=== PROBLEM TO SOLVE ===
Set the listing down unchanged, minus every embedded image.

=== RECORD EXCERPTS ===
#####
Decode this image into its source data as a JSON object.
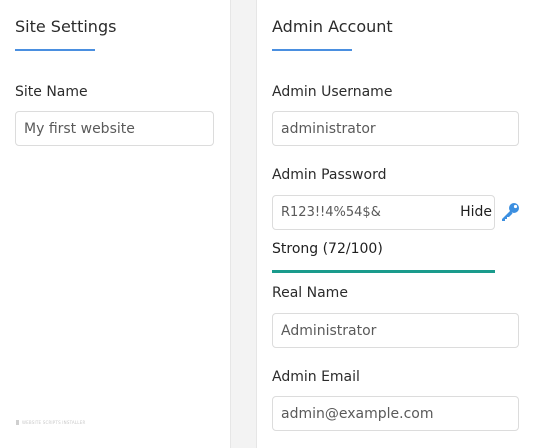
{
  "site_settings": {
    "title": "Site Settings",
    "site_name_label": "Site Name",
    "site_name_value": "My first website"
  },
  "admin_account": {
    "title": "Admin Account",
    "username_label": "Admin Username",
    "username_value": "administrator",
    "password_label": "Admin Password",
    "password_value": "R123!!4%54$&",
    "hide_label": "Hide",
    "strength_text": "Strong (72/100)",
    "strength_score": 72,
    "real_name_label": "Real Name",
    "real_name_value": "Administrator",
    "email_label": "Admin Email",
    "email_value": "admin@example.com"
  },
  "footer": {
    "watermark_text": "WEBSITE SCRIPTS INSTALLER"
  },
  "colors": {
    "accent_underline": "#4a8fe0",
    "strength_bar": "#1a9b8c",
    "key_icon": "#3c8fe0"
  },
  "icons": {
    "password_generate": "key-icon"
  }
}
#####
=== COMPLETED TASK ===
Decode this image into its source data as a JSON object.
{
  "site_settings": {
    "title": "Site Settings",
    "site_name_label": "Site Name",
    "site_name_value": "My first website"
  },
  "admin_account": {
    "title": "Admin Account",
    "username_label": "Admin Username",
    "username_value": "administrator",
    "password_label": "Admin Password",
    "password_value": "R123!!4%54$&",
    "hide_label": "Hide",
    "strength_text": "Strong (72/100)",
    "strength_score": 72,
    "real_name_label": "Real Name",
    "real_name_value": "Administrator",
    "email_label": "Admin Email",
    "email_value": "admin@example.com"
  },
  "footer": {
    "watermark_text": "WEBSITE SCRIPTS INSTALLER"
  },
  "colors": {
    "accent_underline": "#4a8fe0",
    "strength_bar": "#1a9b8c",
    "key_icon": "#3c8fe0"
  },
  "icons": {
    "password_generate": "key-icon"
  }
}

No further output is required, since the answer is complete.